_Excerpted records:_
——
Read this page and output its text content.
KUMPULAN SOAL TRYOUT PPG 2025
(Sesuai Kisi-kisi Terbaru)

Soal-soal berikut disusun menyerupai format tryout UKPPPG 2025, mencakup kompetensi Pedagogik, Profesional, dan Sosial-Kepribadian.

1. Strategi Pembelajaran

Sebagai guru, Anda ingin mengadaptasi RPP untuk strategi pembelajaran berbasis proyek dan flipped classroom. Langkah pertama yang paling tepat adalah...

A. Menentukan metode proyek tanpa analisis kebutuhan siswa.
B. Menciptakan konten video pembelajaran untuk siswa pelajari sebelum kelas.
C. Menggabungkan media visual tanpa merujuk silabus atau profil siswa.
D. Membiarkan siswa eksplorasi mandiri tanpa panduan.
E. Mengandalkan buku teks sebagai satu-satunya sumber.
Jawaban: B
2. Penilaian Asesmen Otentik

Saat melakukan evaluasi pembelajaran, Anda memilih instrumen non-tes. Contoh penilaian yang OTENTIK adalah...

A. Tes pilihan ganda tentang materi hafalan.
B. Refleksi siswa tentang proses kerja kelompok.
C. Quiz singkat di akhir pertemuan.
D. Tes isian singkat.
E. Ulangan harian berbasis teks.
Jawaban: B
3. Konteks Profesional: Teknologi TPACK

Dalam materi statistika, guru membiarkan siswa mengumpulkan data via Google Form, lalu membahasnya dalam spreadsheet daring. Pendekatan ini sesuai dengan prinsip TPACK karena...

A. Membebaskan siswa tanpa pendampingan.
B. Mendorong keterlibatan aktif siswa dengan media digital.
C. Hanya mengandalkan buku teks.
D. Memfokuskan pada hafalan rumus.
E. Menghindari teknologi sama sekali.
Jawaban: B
——
_Written task:_ Restate all of the entries exactly, please.

_Completed exercise:_
Read this page and output its text content.
KUMPULAN SOAL TRYOUT PPG 2025
(Sesuai Kisi-kisi Terbaru)

Soal-soal berikut disusun menyerupai format tryout UKPPPG 2025, mencakup kompetensi Pedagogik, Profesional, dan Sosial-Kepribadian.

1. Strategi Pembelajaran

Sebagai guru, Anda ingin mengadaptasi RPP untuk strategi pembelajaran berbasis proyek dan flipped classroom. Langkah pertama yang paling tepat adalah...

A. Menentukan metode proyek tanpa analisis kebutuhan siswa.
B. Menciptakan konten video pembelajaran untuk siswa pelajari sebelum kelas.
C. Menggabungkan media visual tanpa merujuk silabus atau profil siswa.
D. Membiarkan siswa eksplorasi mandiri tanpa panduan.
E. Mengandalkan buku teks sebagai satu-satunya sumber.
Jawaban: B
2. Penilaian Asesmen Otentik

Saat melakukan evaluasi pembelajaran, Anda memilih instrumen non-tes. Contoh penilaian yang OTENTIK adalah...

A. Tes pilihan ganda tentang materi hafalan.
B. Refleksi siswa tentang proses kerja kelompok.
C. Quiz singkat di akhir pertemuan.
D. Tes isian singkat.
E. Ulangan harian berbasis teks.
Jawaban: B
3. Konteks Profesional: Teknologi TPACK

Dalam materi statistika, guru membiarkan siswa mengumpulkan data via Google Form, lalu membahasnya dalam spreadsheet daring. Pendekatan ini sesuai dengan prinsip TPACK karena...

A. Membebaskan siswa tanpa pendampingan.
B. Mendorong keterlibatan aktif siswa dengan media digital.
C. Hanya mengandalkan buku teks.
D. Memfokuskan pada hafalan rumus.
E. Menghindari teknologi sama sekali.
Jawaban: B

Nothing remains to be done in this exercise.